» **PROBLEM STATEMENT**
Identify each line in the records below that contains the word "Computer", and copy it.

[Stored data]
==========

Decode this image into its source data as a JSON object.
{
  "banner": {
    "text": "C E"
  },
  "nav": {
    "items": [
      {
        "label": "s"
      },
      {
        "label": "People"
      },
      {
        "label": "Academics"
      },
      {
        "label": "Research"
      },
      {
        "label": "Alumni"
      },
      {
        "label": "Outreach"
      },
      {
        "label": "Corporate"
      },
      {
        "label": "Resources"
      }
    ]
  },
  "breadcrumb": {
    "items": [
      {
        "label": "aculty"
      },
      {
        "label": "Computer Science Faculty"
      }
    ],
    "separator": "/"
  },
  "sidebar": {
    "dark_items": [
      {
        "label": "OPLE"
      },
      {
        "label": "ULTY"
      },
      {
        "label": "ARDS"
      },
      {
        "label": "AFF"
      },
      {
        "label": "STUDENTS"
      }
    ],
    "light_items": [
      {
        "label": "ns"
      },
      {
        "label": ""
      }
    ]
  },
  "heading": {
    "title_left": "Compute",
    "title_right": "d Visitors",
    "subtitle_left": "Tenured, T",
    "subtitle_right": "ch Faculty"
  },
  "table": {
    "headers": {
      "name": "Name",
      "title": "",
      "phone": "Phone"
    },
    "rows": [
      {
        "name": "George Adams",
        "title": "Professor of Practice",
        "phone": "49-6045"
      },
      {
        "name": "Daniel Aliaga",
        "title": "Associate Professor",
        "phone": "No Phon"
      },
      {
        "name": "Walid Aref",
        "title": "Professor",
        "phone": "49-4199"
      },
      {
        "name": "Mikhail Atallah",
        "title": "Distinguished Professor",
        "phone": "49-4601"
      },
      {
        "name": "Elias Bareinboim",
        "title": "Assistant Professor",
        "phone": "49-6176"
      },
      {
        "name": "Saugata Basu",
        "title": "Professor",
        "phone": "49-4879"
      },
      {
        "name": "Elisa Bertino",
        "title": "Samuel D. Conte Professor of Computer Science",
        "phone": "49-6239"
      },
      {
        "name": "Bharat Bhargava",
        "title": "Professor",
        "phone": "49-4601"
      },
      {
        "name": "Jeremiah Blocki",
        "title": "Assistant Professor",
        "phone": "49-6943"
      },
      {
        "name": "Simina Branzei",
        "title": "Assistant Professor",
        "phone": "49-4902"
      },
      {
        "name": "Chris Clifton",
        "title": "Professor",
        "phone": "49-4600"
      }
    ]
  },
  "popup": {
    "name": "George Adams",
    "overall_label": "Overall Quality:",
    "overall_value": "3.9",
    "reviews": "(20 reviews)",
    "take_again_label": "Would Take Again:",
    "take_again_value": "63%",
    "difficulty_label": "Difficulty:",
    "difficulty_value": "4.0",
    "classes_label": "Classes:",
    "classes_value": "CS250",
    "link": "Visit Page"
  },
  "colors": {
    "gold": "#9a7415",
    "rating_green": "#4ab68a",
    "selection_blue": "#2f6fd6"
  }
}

==========

» **ANSWER IN FULL**
        "label": "Computer Science Faculty"
        "title": "Samuel D. Conte Professor of Computer Science",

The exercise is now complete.